## What the task asks
Present the following entries again, word for word and in full.

## Records to use
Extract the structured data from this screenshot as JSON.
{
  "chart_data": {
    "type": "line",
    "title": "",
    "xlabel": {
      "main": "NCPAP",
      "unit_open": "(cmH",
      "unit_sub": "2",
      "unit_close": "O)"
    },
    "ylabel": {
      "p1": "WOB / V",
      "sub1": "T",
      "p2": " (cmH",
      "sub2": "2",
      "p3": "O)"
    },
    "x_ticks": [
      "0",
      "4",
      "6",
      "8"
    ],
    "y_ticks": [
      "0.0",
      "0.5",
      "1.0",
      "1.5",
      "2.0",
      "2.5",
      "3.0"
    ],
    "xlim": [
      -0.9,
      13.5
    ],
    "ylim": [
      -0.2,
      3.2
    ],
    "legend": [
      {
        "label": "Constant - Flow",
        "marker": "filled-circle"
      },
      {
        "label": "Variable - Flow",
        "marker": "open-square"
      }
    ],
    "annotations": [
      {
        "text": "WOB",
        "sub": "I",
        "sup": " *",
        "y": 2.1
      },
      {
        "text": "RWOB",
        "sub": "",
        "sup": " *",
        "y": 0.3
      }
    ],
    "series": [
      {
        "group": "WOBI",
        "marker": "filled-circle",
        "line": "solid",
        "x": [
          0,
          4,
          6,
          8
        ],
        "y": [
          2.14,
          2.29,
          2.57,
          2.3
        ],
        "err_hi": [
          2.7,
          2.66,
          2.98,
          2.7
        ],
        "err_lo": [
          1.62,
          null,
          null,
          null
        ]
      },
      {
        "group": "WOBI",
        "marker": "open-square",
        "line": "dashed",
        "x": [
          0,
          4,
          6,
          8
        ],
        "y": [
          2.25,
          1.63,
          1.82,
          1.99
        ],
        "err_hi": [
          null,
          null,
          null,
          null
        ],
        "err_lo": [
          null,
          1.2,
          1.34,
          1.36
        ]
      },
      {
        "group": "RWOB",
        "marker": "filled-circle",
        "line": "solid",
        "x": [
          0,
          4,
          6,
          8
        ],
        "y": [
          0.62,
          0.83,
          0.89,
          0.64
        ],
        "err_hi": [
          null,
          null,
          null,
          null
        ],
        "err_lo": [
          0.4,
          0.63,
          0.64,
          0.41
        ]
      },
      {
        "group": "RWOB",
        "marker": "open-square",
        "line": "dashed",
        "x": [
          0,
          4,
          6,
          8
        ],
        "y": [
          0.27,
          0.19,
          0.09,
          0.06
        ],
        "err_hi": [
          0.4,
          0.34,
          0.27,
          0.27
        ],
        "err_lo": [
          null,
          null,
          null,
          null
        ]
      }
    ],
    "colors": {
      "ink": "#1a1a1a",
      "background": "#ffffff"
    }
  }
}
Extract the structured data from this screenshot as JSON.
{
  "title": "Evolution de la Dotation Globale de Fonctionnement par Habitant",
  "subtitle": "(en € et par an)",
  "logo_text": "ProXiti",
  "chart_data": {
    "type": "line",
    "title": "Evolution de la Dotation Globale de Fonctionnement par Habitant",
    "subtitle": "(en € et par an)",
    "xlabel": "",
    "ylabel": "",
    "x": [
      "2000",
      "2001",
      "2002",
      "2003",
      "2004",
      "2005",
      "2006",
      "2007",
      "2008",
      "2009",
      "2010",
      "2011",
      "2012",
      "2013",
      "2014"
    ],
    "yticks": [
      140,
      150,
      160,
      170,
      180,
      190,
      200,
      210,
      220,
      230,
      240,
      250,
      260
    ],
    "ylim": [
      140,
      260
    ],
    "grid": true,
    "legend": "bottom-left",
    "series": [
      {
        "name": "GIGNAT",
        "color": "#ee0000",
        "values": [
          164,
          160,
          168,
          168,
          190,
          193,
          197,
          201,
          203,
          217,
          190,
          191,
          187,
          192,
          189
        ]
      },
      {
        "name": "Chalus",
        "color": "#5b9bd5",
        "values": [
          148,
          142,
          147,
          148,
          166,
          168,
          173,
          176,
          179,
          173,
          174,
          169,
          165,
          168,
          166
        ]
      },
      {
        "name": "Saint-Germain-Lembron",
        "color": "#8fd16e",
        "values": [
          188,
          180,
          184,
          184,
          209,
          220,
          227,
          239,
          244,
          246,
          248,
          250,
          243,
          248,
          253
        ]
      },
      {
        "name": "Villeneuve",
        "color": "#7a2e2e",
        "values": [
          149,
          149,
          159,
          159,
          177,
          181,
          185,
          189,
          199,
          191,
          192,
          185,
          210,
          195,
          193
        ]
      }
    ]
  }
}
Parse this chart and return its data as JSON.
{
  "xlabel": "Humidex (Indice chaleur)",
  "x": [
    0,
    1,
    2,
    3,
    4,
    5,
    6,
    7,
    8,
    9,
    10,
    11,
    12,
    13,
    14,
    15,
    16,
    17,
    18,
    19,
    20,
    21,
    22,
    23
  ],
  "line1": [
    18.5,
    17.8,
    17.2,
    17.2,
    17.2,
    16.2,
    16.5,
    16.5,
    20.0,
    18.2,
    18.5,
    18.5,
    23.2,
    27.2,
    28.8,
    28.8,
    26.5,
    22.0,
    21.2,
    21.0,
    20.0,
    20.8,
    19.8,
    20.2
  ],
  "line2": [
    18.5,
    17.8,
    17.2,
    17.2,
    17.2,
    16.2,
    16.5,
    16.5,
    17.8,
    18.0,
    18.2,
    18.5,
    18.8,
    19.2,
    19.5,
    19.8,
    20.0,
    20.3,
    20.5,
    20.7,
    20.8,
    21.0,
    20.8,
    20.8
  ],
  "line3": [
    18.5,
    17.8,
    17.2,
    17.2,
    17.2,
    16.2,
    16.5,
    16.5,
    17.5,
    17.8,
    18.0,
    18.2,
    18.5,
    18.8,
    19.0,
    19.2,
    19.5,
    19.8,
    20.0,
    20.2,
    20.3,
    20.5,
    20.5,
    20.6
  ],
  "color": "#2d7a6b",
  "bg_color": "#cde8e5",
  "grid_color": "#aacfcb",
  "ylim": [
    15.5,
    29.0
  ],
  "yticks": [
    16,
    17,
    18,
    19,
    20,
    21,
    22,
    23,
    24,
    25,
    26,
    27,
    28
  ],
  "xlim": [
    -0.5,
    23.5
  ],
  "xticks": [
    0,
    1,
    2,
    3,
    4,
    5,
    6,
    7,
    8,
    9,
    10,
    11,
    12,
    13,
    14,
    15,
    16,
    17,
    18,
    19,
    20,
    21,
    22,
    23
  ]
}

## Result for this exercise
Extract the structured data from this screenshot as JSON.
{
  "chart_data": {
    "type": "line",
    "title": "",
    "xlabel": {
      "main": "NCPAP",
      "unit_open": "(cmH",
      "unit_sub": "2",
      "unit_close": "O)"
    },
    "ylabel": {
      "p1": "WOB / V",
      "sub1": "T",
      "p2": " (cmH",
      "sub2": "2",
      "p3": "O)"
    },
    "x_ticks": [
      "0",
      "4",
      "6",
      "8"
    ],
    "y_ticks": [
      "0.0",
      "0.5",
      "1.0",
      "1.5",
      "2.0",
      "2.5",
      "3.0"
    ],
    "xlim": [
      -0.9,
      13.5
    ],
    "ylim": [
      -0.2,
      3.2
    ],
    "legend": [
      {
        "label": "Constant - Flow",
        "marker": "filled-circle"
      },
      {
        "label": "Variable - Flow",
        "marker": "open-square"
      }
    ],
    "annotations": [
      {
        "text": "WOB",
        "sub": "I",
        "sup": " *",
        "y": 2.1
      },
      {
        "text": "RWOB",
        "sub": "",
        "sup": " *",
        "y": 0.3
      }
    ],
    "series": [
      {
        "group": "WOBI",
        "marker": "filled-circle",
        "line": "solid",
        "x": [
          0,
          4,
          6,
          8
        ],
        "y": [
          2.14,
          2.29,
          2.57,
          2.3
        ],
        "err_hi": [
          2.7,
          2.66,
          2.98,
          2.7
        ],
        "err_lo": [
          1.62,
          null,
          null,
          null
        ]
      },
      {
        "group": "WOBI",
        "marker": "open-square",
        "line": "dashed",
        "x": [
          0,
          4,
          6,
          8
        ],
        "y": [
          2.25,
          1.63,
          1.82,
          1.99
        ],
        "err_hi": [
          null,
          null,
          null,
          null
        ],
        "err_lo": [
          null,
          1.2,
          1.34,
          1.36
        ]
      },
      {
        "group": "RWOB",
        "marker": "filled-circle",
        "line": "solid",
        "x": [
          0,
          4,
          6,
          8
        ],
        "y": [
          0.62,
          0.83,
          0.89,
          0.64
        ],
        "err_hi": [
          null,
          null,
          null,
          null
        ],
        "err_lo": [
          0.4,
          0.63,
          0.64,
          0.41
        ]
      },
      {
        "group": "RWOB",
        "marker": "open-square",
        "line": "dashed",
        "x": [
          0,
          4,
          6,
          8
        ],
        "y": [
          0.27,
          0.19,
          0.09,
          0.06
        ],
        "err_hi": [
          0.4,
          0.34,
          0.27,
          0.27
        ],
        "err_lo": [
          null,
          null,
          null,
          null
        ]
      }
    ],
    "colors": {
      "ink": "#1a1a1a",
      "background": "#ffffff"
    }
  }
}
Extract the structured data from this screenshot as JSON.
{
  "title": "Evolution de la Dotation Globale de Fonctionnement par Habitant",
  "subtitle": "(en € et par an)",
  "logo_text": "ProXiti",
  "chart_data": {
    "type": "line",
    "title": "Evolution de la Dotation Globale de Fonctionnement par Habitant",
    "subtitle": "(en € et par an)",
    "xlabel": "",
    "ylabel": "",
    "x": [
      "2000",
      "2001",
      "2002",
      "2003",
      "2004",
      "2005",
      "2006",
      "2007",
      "2008",
      "2009",
      "2010",
      "2011",
      "2012",
      "2013",
      "2014"
    ],
    "yticks": [
      140,
      150,
      160,
      170,
      180,
      190,
      200,
      210,
      220,
      230,
      240,
      250,
      260
    ],
    "ylim": [
      140,
      260
    ],
    "grid": true,
    "legend": "bottom-left",
    "series": [
      {
        "name": "GIGNAT",
        "color": "#ee0000",
        "values": [
          164,
          160,
          168,
          168,
          190,
          193,
          197,
          201,
          203,
          217,
          190,
          191,
          187,
          192,
          189
        ]
      },
      {
        "name": "Chalus",
        "color": "#5b9bd5",
        "values": [
          148,
          142,
          147,
          148,
          166,
          168,
          173,
          176,
          179,
          173,
          174,
          169,
          165,
          168,
          166
        ]
      },
      {
        "name": "Saint-Germain-Lembron",
        "color": "#8fd16e",
        "values": [
          188,
          180,
          184,
          184,
          209,
          220,
          227,
          239,
          244,
          246,
          248,
          250,
          243,
          248,
          253
        ]
      },
      {
        "name": "Villeneuve",
        "color": "#7a2e2e",
        "values": [
          149,
          149,
          159,
          159,
          177,
          181,
          185,
          189,
          199,
          191,
          192,
          185,
          210,
          195,
          193
        ]
      }
    ]
  }
}
Parse this chart and return its data as JSON.
{
  "xlabel": "Humidex (Indice chaleur)",
  "x": [
    0,
    1,
    2,
    3,
    4,
    5,
    6,
    7,
    8,
    9,
    10,
    11,
    12,
    13,
    14,
    15,
    16,
    17,
    18,
    19,
    20,
    21,
    22,
    23
  ],
  "line1": [
    18.5,
    17.8,
    17.2,
    17.2,
    17.2,
    16.2,
    16.5,
    16.5,
    20.0,
    18.2,
    18.5,
    18.5,
    23.2,
    27.2,
    28.8,
    28.8,
    26.5,
    22.0,
    21.2,
    21.0,
    20.0,
    20.8,
    19.8,
    20.2
  ],
  "line2": [
    18.5,
    17.8,
    17.2,
    17.2,
    17.2,
    16.2,
    16.5,
    16.5,
    17.8,
    18.0,
    18.2,
    18.5,
    18.8,
    19.2,
    19.5,
    19.8,
    20.0,
    20.3,
    20.5,
    20.7,
    20.8,
    21.0,
    20.8,
    20.8
  ],
  "line3": [
    18.5,
    17.8,
    17.2,
    17.2,
    17.2,
    16.2,
    16.5,
    16.5,
    17.5,
    17.8,
    18.0,
    18.2,
    18.5,
    18.8,
    19.0,
    19.2,
    19.5,
    19.8,
    20.0,
    20.2,
    20.3,
    20.5,
    20.5,
    20.6
  ],
  "color": "#2d7a6b",
  "bg_color": "#cde8e5",
  "grid_color": "#aacfcb",
  "ylim": [
    15.5,
    29.0
  ],
  "yticks": [
    16,
    17,
    18,
    19,
    20,
    21,
    22,
    23,
    24,
    25,
    26,
    27,
    28
  ],
  "xlim": [
    -0.5,
    23.5
  ],
  "xticks": [
    0,
    1,
    2,
    3,
    4,
    5,
    6,
    7,
    8,
    9,
    10,
    11,
    12,
    13,
    14,
    15,
    16,
    17,
    18,
    19,
    20,
    21,
    22,
    23
  ]
}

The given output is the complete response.